___ DATASET EXCERPTS ___

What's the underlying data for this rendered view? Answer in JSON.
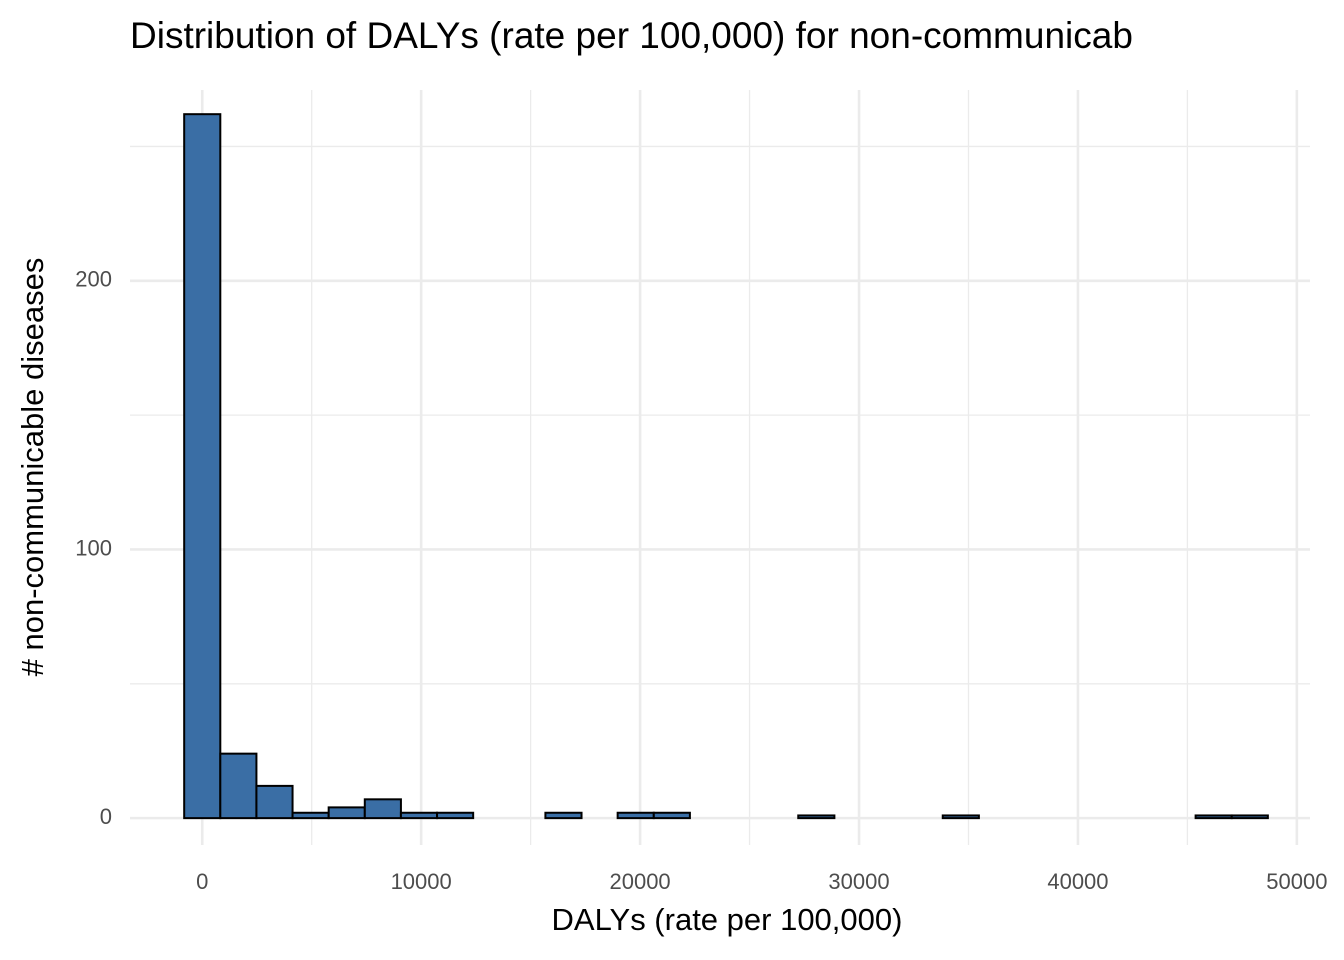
{
  "chart_data": {
    "type": "histogram",
    "title": "Distribution of DALYs (rate per 100,000) for non-communicab",
    "xlabel": "DALYs (rate per 100,000)",
    "ylabel": "# non-communicable diseases",
    "bins": [
      -825,
      825,
      2475,
      4125,
      5775,
      7425,
      9075,
      10725,
      12375,
      14025,
      15675,
      17325,
      18975,
      20625,
      22275,
      23925,
      25575,
      27225,
      28875,
      30525,
      32175,
      33825,
      35475,
      37125,
      38775,
      40425,
      42075,
      43725,
      45375,
      47025,
      48675
    ],
    "values": [
      262,
      24,
      12,
      2,
      4,
      7,
      2,
      2,
      0,
      0,
      2,
      0,
      2,
      2,
      0,
      0,
      0,
      1,
      0,
      0,
      0,
      1,
      0,
      0,
      0,
      0,
      0,
      0,
      1,
      1
    ],
    "color": "#3a6ea5",
    "edgecolor": "#000000",
    "xlim": [
      -3300,
      50600
    ],
    "ylim": [
      -10,
      271
    ],
    "xticks": [
      0,
      10000,
      20000,
      30000,
      40000,
      50000
    ],
    "yticks": [
      0,
      100,
      200
    ],
    "x_minor_ticks": [
      5000,
      15000,
      25000,
      35000,
      45000
    ],
    "y_minor_ticks": [
      50,
      150,
      250
    ],
    "grid": true
  }
}
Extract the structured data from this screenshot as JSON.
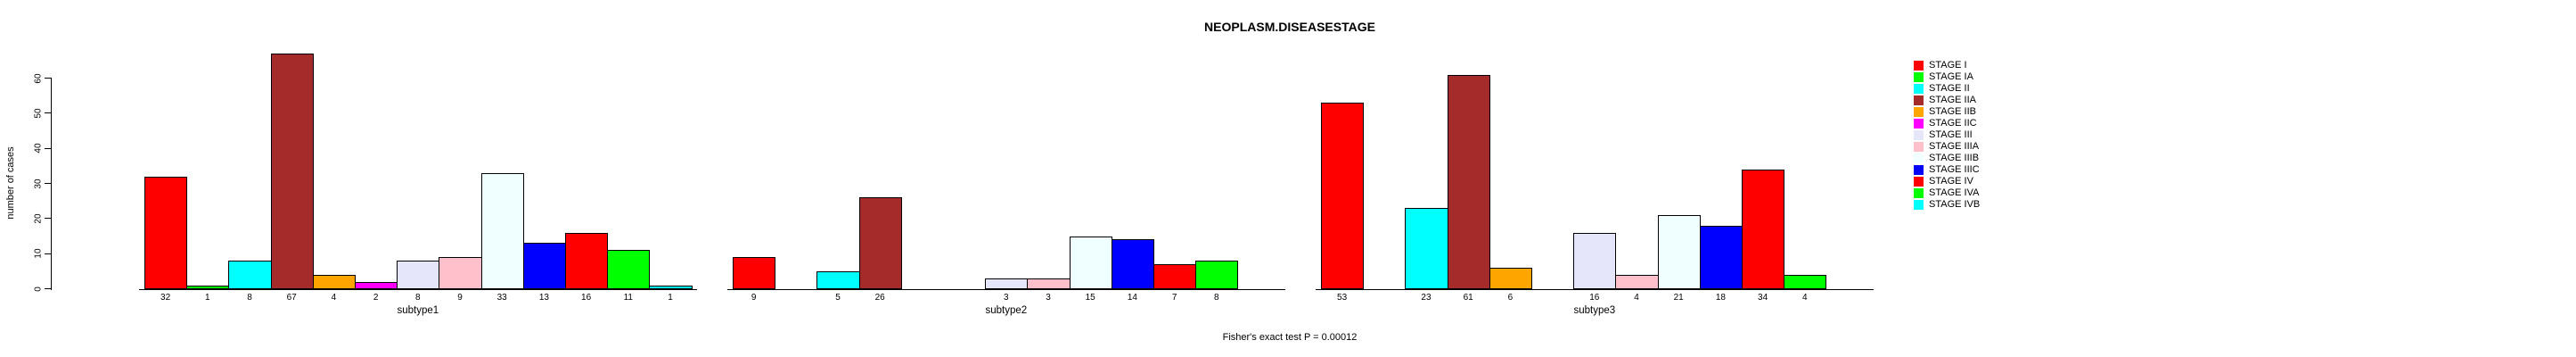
{
  "title": "NEOPLASM.DISEASESTAGE",
  "annotation": "Fisher's exact test P = 0.00012",
  "chart_data": {
    "type": "bar",
    "title": "NEOPLASM.DISEASESTAGE",
    "ylabel": "number of cases",
    "xlabel": "",
    "annotation": "Fisher's exact test P = 0.00012",
    "groups": [
      "subtype1",
      "subtype2",
      "subtype3"
    ],
    "yticks": [
      0,
      10,
      20,
      30,
      40,
      50,
      60
    ],
    "ylim": [
      0,
      67
    ],
    "grid": false,
    "legend_position": "right",
    "value_labels_shown_for_zero": false,
    "series": [
      {
        "name": "STAGE I",
        "color": "#FF0000",
        "values": [
          32,
          9,
          53
        ]
      },
      {
        "name": "STAGE IA",
        "color": "#00FF00",
        "values": [
          1,
          0,
          0
        ]
      },
      {
        "name": "STAGE II",
        "color": "#00FFFF",
        "values": [
          8,
          5,
          23
        ]
      },
      {
        "name": "STAGE IIA",
        "color": "#A52A2A",
        "values": [
          67,
          26,
          61
        ]
      },
      {
        "name": "STAGE IIB",
        "color": "#FFA500",
        "values": [
          4,
          0,
          6
        ]
      },
      {
        "name": "STAGE IIC",
        "color": "#FF00FF",
        "values": [
          2,
          0,
          0
        ]
      },
      {
        "name": "STAGE III",
        "color": "#E6E6FA",
        "values": [
          8,
          3,
          16
        ]
      },
      {
        "name": "STAGE IIIA",
        "color": "#FFC0CB",
        "values": [
          9,
          3,
          4
        ]
      },
      {
        "name": "STAGE IIIB",
        "color": "#F0FFFF",
        "values": [
          33,
          15,
          21
        ]
      },
      {
        "name": "STAGE IIIC",
        "color": "#0000FF",
        "values": [
          13,
          14,
          18
        ]
      },
      {
        "name": "STAGE IV",
        "color": "#FF0000",
        "values": [
          16,
          7,
          34
        ]
      },
      {
        "name": "STAGE IVA",
        "color": "#00FF00",
        "values": [
          11,
          8,
          4
        ]
      },
      {
        "name": "STAGE IVB",
        "color": "#00FFFF",
        "values": [
          1,
          0,
          0
        ]
      }
    ]
  }
}
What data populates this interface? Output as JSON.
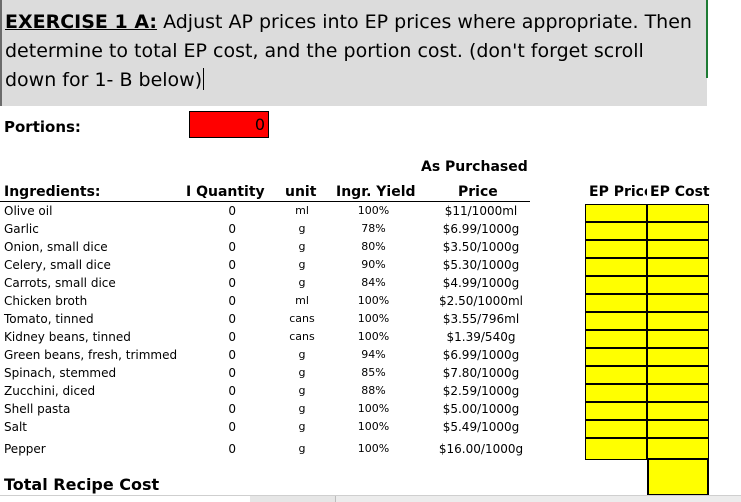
{
  "exercise": {
    "title_bold": "EXERCISE 1 A:",
    "text_line1": " Adjust AP prices into EP prices where appropriate.  Then",
    "text_line2": "determine to total EP cost, and the portion cost. (don't forget scroll",
    "text_line3": "down for 1- B below)"
  },
  "portions": {
    "label": "Portions:",
    "value": "0"
  },
  "headers": {
    "ingredients": "Ingredients:",
    "quantity": "I Quantity",
    "unit": "unit",
    "yield": "Ingr. Yield",
    "ap_top": "As Purchased",
    "ap_bottom": "Price",
    "ep_price": "EP Price",
    "ep_cost": "EP Cost"
  },
  "rows": [
    {
      "name": "Olive oil",
      "qty": "0",
      "unit": "ml",
      "yield": "100%",
      "price": "$11/1000ml"
    },
    {
      "name": "Garlic",
      "qty": "0",
      "unit": "g",
      "yield": "78%",
      "price": "$6.99/1000g"
    },
    {
      "name": "Onion, small dice",
      "qty": "0",
      "unit": "g",
      "yield": "80%",
      "price": "$3.50/1000g"
    },
    {
      "name": "Celery, small dice",
      "qty": "0",
      "unit": "g",
      "yield": "90%",
      "price": "$5.30/1000g"
    },
    {
      "name": "Carrots, small dice",
      "qty": "0",
      "unit": "g",
      "yield": "84%",
      "price": "$4.99/1000g"
    },
    {
      "name": "Chicken broth",
      "qty": "0",
      "unit": "ml",
      "yield": "100%",
      "price": "$2.50/1000ml"
    },
    {
      "name": "Tomato, tinned",
      "qty": "0",
      "unit": "cans",
      "yield": "100%",
      "price": "$3.55/796ml"
    },
    {
      "name": "Kidney beans, tinned",
      "qty": "0",
      "unit": "cans",
      "yield": "100%",
      "price": "$1.39/540g"
    },
    {
      "name": "Green beans, fresh, trimmed",
      "qty": "0",
      "unit": "g",
      "yield": "94%",
      "price": "$6.99/1000g"
    },
    {
      "name": "Spinach, stemmed",
      "qty": "0",
      "unit": "g",
      "yield": "85%",
      "price": "$7.80/1000g"
    },
    {
      "name": "Zucchini, diced",
      "qty": "0",
      "unit": "g",
      "yield": "88%",
      "price": "$2.59/1000g"
    },
    {
      "name": "Shell pasta",
      "qty": "0",
      "unit": "g",
      "yield": "100%",
      "price": "$5.00/1000g"
    },
    {
      "name": "Salt",
      "qty": "0",
      "unit": "g",
      "yield": "100%",
      "price": "$5.49/1000g"
    },
    {
      "name": "Pepper",
      "qty": "0",
      "unit": "g",
      "yield": "100%",
      "price": "$16.00/1000g"
    }
  ],
  "total": {
    "label": "Total Recipe Cost"
  },
  "colors": {
    "input_red": "#ff0000",
    "ep_yellow": "#ffff00",
    "banner_gray": "#dcdcdc"
  }
}
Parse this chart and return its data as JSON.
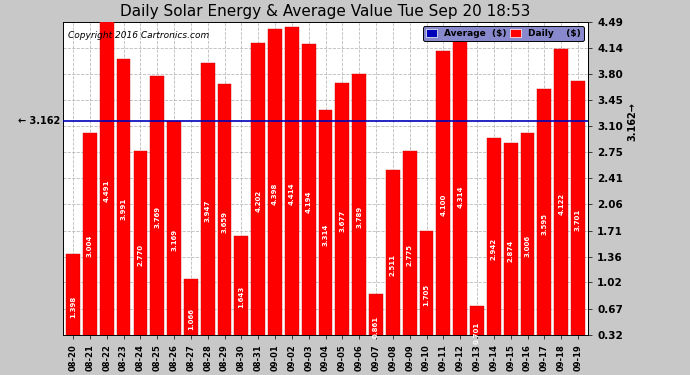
{
  "title": "Daily Solar Energy & Average Value Tue Sep 20 18:53",
  "copyright": "Copyright 2016 Cartronics.com",
  "categories": [
    "08-20",
    "08-21",
    "08-22",
    "08-23",
    "08-24",
    "08-25",
    "08-26",
    "08-27",
    "08-28",
    "08-29",
    "08-30",
    "08-31",
    "09-01",
    "09-02",
    "09-03",
    "09-04",
    "09-05",
    "09-06",
    "09-07",
    "09-08",
    "09-09",
    "09-10",
    "09-11",
    "09-12",
    "09-13",
    "09-14",
    "09-15",
    "09-16",
    "09-17",
    "09-18",
    "09-19"
  ],
  "values": [
    1.398,
    3.004,
    4.491,
    3.991,
    2.77,
    3.769,
    3.169,
    1.066,
    3.947,
    3.659,
    1.643,
    4.202,
    4.398,
    4.414,
    4.194,
    3.314,
    3.677,
    3.789,
    0.861,
    2.511,
    2.775,
    1.705,
    4.1,
    4.314,
    0.701,
    2.942,
    2.874,
    3.006,
    3.595,
    4.122,
    3.701
  ],
  "average": 3.162,
  "bar_color": "#ff0000",
  "average_line_color": "#0000bb",
  "background_color": "#c8c8c8",
  "plot_bg_color": "#ffffff",
  "grid_color": "#aaaaaa",
  "ylim": [
    0.32,
    4.49
  ],
  "yticks": [
    0.32,
    0.67,
    1.02,
    1.36,
    1.71,
    2.06,
    2.41,
    2.75,
    3.1,
    3.45,
    3.8,
    4.14,
    4.49
  ],
  "title_fontsize": 11,
  "legend_avg_color": "#0000bb",
  "legend_daily_color": "#ff0000"
}
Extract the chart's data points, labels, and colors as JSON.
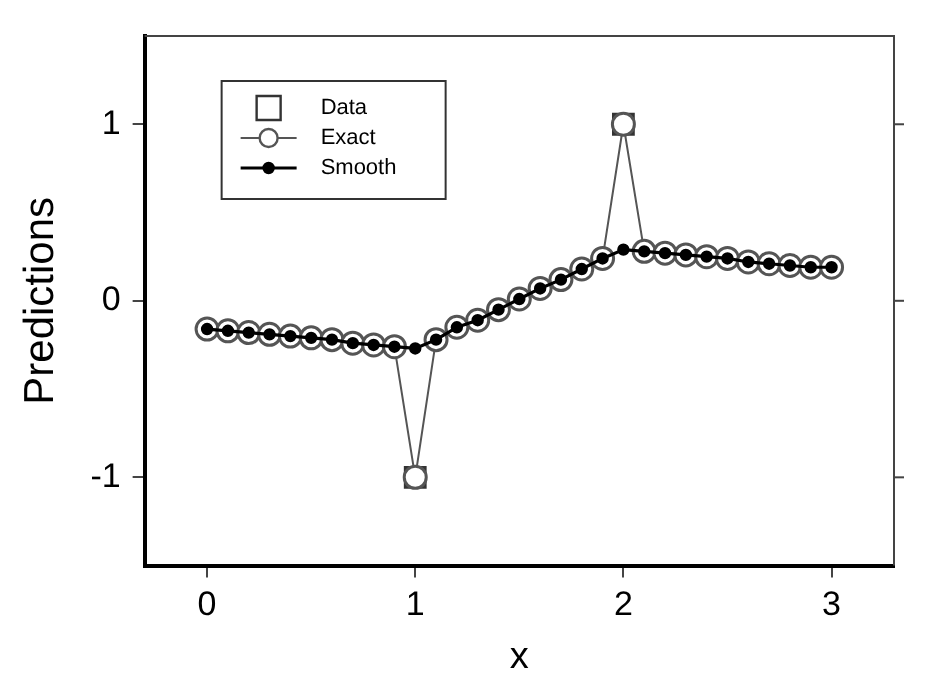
{
  "chart_data": {
    "type": "line",
    "xlabel": "x",
    "ylabel": "Predictions",
    "xlim": [
      -0.3,
      3.3
    ],
    "xticks": [
      0,
      1,
      2,
      3
    ],
    "ylim": [
      -1.5,
      1.5
    ],
    "yticks": [
      -1,
      0,
      1
    ],
    "grid": false,
    "legend": "top left",
    "x": [
      0,
      0.1,
      0.2,
      0.3,
      0.4,
      0.5,
      0.6,
      0.7,
      0.8,
      0.9,
      1,
      1.1,
      1.2,
      1.3,
      1.4,
      1.5,
      1.6,
      1.7,
      1.8,
      1.9,
      2,
      2.1,
      2.2,
      2.3,
      2.4,
      2.5,
      2.6,
      2.7,
      2.8,
      2.9,
      3
    ],
    "series": [
      {
        "name": "Data",
        "type": "scatter",
        "color": "#333333",
        "marker": "square",
        "x": [
          1,
          2
        ],
        "values": [
          -1,
          1
        ]
      },
      {
        "name": "Exact",
        "color": "#555555",
        "marker": "circle",
        "line_style": "solid",
        "values": [
          -0.16,
          -0.17,
          -0.18,
          -0.19,
          -0.2,
          -0.21,
          -0.22,
          -0.24,
          -0.25,
          -0.26,
          -1,
          -0.22,
          -0.15,
          -0.11,
          -0.05,
          0.01,
          0.07,
          0.12,
          0.18,
          0.24,
          1,
          0.28,
          0.27,
          0.26,
          0.25,
          0.24,
          0.22,
          0.21,
          0.2,
          0.19,
          0.19
        ]
      },
      {
        "name": "Smooth",
        "color": "#000000",
        "marker": "circle",
        "line_style": "solid",
        "values": [
          -0.16,
          -0.17,
          -0.18,
          -0.19,
          -0.2,
          -0.21,
          -0.22,
          -0.24,
          -0.25,
          -0.26,
          -0.27,
          -0.22,
          -0.15,
          -0.11,
          -0.05,
          0.01,
          0.07,
          0.12,
          0.18,
          0.24,
          0.29,
          0.28,
          0.27,
          0.26,
          0.25,
          0.24,
          0.22,
          0.21,
          0.2,
          0.19,
          0.19
        ]
      }
    ]
  }
}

___

Gather every line containing the word "this" and copy it.

What's the underlying data for this rendered view? Answer in JSON.
Extract the structured data from this screenshot as JSON.
What data populates this interface? Output as JSON.
Parse this chart and return its data as JSON.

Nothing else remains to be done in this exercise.